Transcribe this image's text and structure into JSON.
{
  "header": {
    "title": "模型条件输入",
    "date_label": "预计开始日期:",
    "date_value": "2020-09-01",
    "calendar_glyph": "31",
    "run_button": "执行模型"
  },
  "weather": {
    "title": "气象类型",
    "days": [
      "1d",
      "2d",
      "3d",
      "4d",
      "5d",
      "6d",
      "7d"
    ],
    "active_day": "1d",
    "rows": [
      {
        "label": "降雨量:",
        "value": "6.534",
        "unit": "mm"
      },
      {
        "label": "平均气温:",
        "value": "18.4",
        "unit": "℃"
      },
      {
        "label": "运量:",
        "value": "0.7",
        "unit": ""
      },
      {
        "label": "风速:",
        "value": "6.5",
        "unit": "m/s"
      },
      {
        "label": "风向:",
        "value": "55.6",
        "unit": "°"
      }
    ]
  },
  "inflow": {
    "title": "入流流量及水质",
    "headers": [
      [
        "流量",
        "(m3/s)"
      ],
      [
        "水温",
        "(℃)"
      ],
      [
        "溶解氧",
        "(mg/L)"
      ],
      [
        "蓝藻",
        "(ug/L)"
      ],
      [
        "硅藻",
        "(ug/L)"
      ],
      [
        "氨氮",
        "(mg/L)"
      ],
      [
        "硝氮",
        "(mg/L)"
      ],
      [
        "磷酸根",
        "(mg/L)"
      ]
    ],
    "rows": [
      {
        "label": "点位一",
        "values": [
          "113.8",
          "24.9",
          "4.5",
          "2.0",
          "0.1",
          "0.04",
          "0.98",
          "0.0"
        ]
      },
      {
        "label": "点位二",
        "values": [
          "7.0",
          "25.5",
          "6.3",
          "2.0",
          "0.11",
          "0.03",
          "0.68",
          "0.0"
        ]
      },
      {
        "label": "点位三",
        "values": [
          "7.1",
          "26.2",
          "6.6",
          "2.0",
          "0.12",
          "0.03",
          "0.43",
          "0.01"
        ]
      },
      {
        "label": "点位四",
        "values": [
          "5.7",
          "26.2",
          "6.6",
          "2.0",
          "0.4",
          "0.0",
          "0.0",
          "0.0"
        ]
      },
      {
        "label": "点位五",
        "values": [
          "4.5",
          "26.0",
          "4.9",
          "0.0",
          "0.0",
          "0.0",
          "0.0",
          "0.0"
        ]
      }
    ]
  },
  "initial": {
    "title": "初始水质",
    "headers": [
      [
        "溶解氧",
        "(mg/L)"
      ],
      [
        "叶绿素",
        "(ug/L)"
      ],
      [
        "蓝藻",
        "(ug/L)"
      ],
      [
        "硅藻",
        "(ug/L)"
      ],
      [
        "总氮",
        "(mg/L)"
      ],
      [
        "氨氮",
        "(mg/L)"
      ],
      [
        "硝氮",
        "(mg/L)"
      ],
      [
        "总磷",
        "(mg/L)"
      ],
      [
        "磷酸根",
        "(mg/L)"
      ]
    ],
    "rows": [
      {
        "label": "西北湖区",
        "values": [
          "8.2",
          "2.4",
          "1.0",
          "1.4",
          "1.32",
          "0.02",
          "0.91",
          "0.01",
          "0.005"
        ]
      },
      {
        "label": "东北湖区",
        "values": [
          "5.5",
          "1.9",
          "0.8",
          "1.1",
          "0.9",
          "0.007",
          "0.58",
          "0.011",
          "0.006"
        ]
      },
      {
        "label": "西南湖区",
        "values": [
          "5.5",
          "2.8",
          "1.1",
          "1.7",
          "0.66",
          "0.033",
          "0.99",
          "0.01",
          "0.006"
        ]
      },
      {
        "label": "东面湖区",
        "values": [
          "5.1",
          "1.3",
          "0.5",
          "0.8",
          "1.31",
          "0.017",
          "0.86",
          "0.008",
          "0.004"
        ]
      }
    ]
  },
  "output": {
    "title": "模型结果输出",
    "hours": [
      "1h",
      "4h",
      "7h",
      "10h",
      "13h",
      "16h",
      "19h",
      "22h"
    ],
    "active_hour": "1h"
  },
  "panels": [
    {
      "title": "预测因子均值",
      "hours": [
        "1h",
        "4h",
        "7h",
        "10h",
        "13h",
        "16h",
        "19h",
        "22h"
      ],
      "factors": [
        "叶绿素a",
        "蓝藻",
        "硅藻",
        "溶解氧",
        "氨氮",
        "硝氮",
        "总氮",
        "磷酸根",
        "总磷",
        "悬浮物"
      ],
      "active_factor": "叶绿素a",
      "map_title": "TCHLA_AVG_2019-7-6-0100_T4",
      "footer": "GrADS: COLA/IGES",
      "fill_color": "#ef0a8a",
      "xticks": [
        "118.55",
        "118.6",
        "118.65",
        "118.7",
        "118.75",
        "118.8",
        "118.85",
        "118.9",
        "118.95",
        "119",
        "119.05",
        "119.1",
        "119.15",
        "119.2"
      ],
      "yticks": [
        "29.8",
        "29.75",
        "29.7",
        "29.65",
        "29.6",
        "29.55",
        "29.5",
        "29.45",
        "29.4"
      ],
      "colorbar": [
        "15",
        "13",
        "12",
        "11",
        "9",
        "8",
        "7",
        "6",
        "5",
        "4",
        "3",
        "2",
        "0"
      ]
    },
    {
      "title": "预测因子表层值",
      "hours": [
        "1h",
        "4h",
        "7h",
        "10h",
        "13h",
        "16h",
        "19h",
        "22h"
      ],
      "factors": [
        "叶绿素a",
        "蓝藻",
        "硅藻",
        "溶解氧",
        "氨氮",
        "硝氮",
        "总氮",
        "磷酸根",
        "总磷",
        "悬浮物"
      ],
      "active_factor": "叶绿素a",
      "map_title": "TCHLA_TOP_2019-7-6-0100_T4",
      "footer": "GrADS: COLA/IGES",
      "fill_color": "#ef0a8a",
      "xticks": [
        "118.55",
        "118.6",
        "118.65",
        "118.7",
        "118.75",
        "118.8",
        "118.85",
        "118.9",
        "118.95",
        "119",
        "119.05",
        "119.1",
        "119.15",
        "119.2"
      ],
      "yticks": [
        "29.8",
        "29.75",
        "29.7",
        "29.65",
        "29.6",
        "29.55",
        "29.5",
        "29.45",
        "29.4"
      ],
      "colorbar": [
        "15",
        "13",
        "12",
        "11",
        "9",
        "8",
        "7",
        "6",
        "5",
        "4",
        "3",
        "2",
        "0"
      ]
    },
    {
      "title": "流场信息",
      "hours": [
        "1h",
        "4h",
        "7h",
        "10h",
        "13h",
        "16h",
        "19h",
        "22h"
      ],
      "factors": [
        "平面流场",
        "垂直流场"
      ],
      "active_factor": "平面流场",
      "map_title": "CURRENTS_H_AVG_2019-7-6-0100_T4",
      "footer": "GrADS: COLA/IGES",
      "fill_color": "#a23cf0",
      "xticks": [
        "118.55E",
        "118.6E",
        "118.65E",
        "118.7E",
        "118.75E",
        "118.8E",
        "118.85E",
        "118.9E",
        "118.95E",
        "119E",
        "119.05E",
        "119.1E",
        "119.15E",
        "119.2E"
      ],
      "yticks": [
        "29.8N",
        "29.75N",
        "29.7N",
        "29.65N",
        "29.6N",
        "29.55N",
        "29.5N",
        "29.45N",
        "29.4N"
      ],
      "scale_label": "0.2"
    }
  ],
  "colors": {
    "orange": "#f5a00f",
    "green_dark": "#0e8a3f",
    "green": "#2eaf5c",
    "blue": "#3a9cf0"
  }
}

---+---

• **What you have to do**
Take the lines above and retype all of them exactly.

• **Result for this exercise**
Transcribe this image's text and structure into JSON.
{
  "header": {
    "title": "模型条件输入",
    "date_label": "预计开始日期:",
    "date_value": "2020-09-01",
    "calendar_glyph": "31",
    "run_button": "执行模型"
  },
  "weather": {
    "title": "气象类型",
    "days": [
      "1d",
      "2d",
      "3d",
      "4d",
      "5d",
      "6d",
      "7d"
    ],
    "active_day": "1d",
    "rows": [
      {
        "label": "降雨量:",
        "value": "6.534",
        "unit": "mm"
      },
      {
        "label": "平均气温:",
        "value": "18.4",
        "unit": "℃"
      },
      {
        "label": "运量:",
        "value": "0.7",
        "unit": ""
      },
      {
        "label": "风速:",
        "value": "6.5",
        "unit": "m/s"
      },
      {
        "label": "风向:",
        "value": "55.6",
        "unit": "°"
      }
    ]
  },
  "inflow": {
    "title": "入流流量及水质",
    "headers": [
      [
        "流量",
        "(m3/s)"
      ],
      [
        "水温",
        "(℃)"
      ],
      [
        "溶解氧",
        "(mg/L)"
      ],
      [
        "蓝藻",
        "(ug/L)"
      ],
      [
        "硅藻",
        "(ug/L)"
      ],
      [
        "氨氮",
        "(mg/L)"
      ],
      [
        "硝氮",
        "(mg/L)"
      ],
      [
        "磷酸根",
        "(mg/L)"
      ]
    ],
    "rows": [
      {
        "label": "点位一",
        "values": [
          "113.8",
          "24.9",
          "4.5",
          "2.0",
          "0.1",
          "0.04",
          "0.98",
          "0.0"
        ]
      },
      {
        "label": "点位二",
        "values": [
          "7.0",
          "25.5",
          "6.3",
          "2.0",
          "0.11",
          "0.03",
          "0.68",
          "0.0"
        ]
      },
      {
        "label": "点位三",
        "values": [
          "7.1",
          "26.2",
          "6.6",
          "2.0",
          "0.12",
          "0.03",
          "0.43",
          "0.01"
        ]
      },
      {
        "label": "点位四",
        "values": [
          "5.7",
          "26.2",
          "6.6",
          "2.0",
          "0.4",
          "0.0",
          "0.0",
          "0.0"
        ]
      },
      {
        "label": "点位五",
        "values": [
          "4.5",
          "26.0",
          "4.9",
          "0.0",
          "0.0",
          "0.0",
          "0.0",
          "0.0"
        ]
      }
    ]
  },
  "initial": {
    "title": "初始水质",
    "headers": [
      [
        "溶解氧",
        "(mg/L)"
      ],
      [
        "叶绿素",
        "(ug/L)"
      ],
      [
        "蓝藻",
        "(ug/L)"
      ],
      [
        "硅藻",
        "(ug/L)"
      ],
      [
        "总氮",
        "(mg/L)"
      ],
      [
        "氨氮",
        "(mg/L)"
      ],
      [
        "硝氮",
        "(mg/L)"
      ],
      [
        "总磷",
        "(mg/L)"
      ],
      [
        "磷酸根",
        "(mg/L)"
      ]
    ],
    "rows": [
      {
        "label": "西北湖区",
        "values": [
          "8.2",
          "2.4",
          "1.0",
          "1.4",
          "1.32",
          "0.02",
          "0.91",
          "0.01",
          "0.005"
        ]
      },
      {
        "label": "东北湖区",
        "values": [
          "5.5",
          "1.9",
          "0.8",
          "1.1",
          "0.9",
          "0.007",
          "0.58",
          "0.011",
          "0.006"
        ]
      },
      {
        "label": "西南湖区",
        "values": [
          "5.5",
          "2.8",
          "1.1",
          "1.7",
          "0.66",
          "0.033",
          "0.99",
          "0.01",
          "0.006"
        ]
      },
      {
        "label": "东面湖区",
        "values": [
          "5.1",
          "1.3",
          "0.5",
          "0.8",
          "1.31",
          "0.017",
          "0.86",
          "0.008",
          "0.004"
        ]
      }
    ]
  },
  "output": {
    "title": "模型结果输出",
    "hours": [
      "1h",
      "4h",
      "7h",
      "10h",
      "13h",
      "16h",
      "19h",
      "22h"
    ],
    "active_hour": "1h"
  },
  "panels": [
    {
      "title": "预测因子均值",
      "hours": [
        "1h",
        "4h",
        "7h",
        "10h",
        "13h",
        "16h",
        "19h",
        "22h"
      ],
      "factors": [
        "叶绿素a",
        "蓝藻",
        "硅藻",
        "溶解氧",
        "氨氮",
        "硝氮",
        "总氮",
        "磷酸根",
        "总磷",
        "悬浮物"
      ],
      "active_factor": "叶绿素a",
      "map_title": "TCHLA_AVG_2019-7-6-0100_T4",
      "footer": "GrADS: COLA/IGES",
      "fill_color": "#ef0a8a",
      "xticks": [
        "118.55",
        "118.6",
        "118.65",
        "118.7",
        "118.75",
        "118.8",
        "118.85",
        "118.9",
        "118.95",
        "119",
        "119.05",
        "119.1",
        "119.15",
        "119.2"
      ],
      "yticks": [
        "29.8",
        "29.75",
        "29.7",
        "29.65",
        "29.6",
        "29.55",
        "29.5",
        "29.45",
        "29.4"
      ],
      "colorbar": [
        "15",
        "13",
        "12",
        "11",
        "9",
        "8",
        "7",
        "6",
        "5",
        "4",
        "3",
        "2",
        "0"
      ]
    },
    {
      "title": "预测因子表层值",
      "hours": [
        "1h",
        "4h",
        "7h",
        "10h",
        "13h",
        "16h",
        "19h",
        "22h"
      ],
      "factors": [
        "叶绿素a",
        "蓝藻",
        "硅藻",
        "溶解氧",
        "氨氮",
        "硝氮",
        "总氮",
        "磷酸根",
        "总磷",
        "悬浮物"
      ],
      "active_factor": "叶绿素a",
      "map_title": "TCHLA_TOP_2019-7-6-0100_T4",
      "footer": "GrADS: COLA/IGES",
      "fill_color": "#ef0a8a",
      "xticks": [
        "118.55",
        "118.6",
        "118.65",
        "118.7",
        "118.75",
        "118.8",
        "118.85",
        "118.9",
        "118.95",
        "119",
        "119.05",
        "119.1",
        "119.15",
        "119.2"
      ],
      "yticks": [
        "29.8",
        "29.75",
        "29.7",
        "29.65",
        "29.6",
        "29.55",
        "29.5",
        "29.45",
        "29.4"
      ],
      "colorbar": [
        "15",
        "13",
        "12",
        "11",
        "9",
        "8",
        "7",
        "6",
        "5",
        "4",
        "3",
        "2",
        "0"
      ]
    },
    {
      "title": "流场信息",
      "hours": [
        "1h",
        "4h",
        "7h",
        "10h",
        "13h",
        "16h",
        "19h",
        "22h"
      ],
      "factors": [
        "平面流场",
        "垂直流场"
      ],
      "active_factor": "平面流场",
      "map_title": "CURRENTS_H_AVG_2019-7-6-0100_T4",
      "footer": "GrADS: COLA/IGES",
      "fill_color": "#a23cf0",
      "xticks": [
        "118.55E",
        "118.6E",
        "118.65E",
        "118.7E",
        "118.75E",
        "118.8E",
        "118.85E",
        "118.9E",
        "118.95E",
        "119E",
        "119.05E",
        "119.1E",
        "119.15E",
        "119.2E"
      ],
      "yticks": [
        "29.8N",
        "29.75N",
        "29.7N",
        "29.65N",
        "29.6N",
        "29.55N",
        "29.5N",
        "29.45N",
        "29.4N"
      ],
      "scale_label": "0.2"
    }
  ],
  "colors": {
    "orange": "#f5a00f",
    "green_dark": "#0e8a3f",
    "green": "#2eaf5c",
    "blue": "#3a9cf0"
  }
}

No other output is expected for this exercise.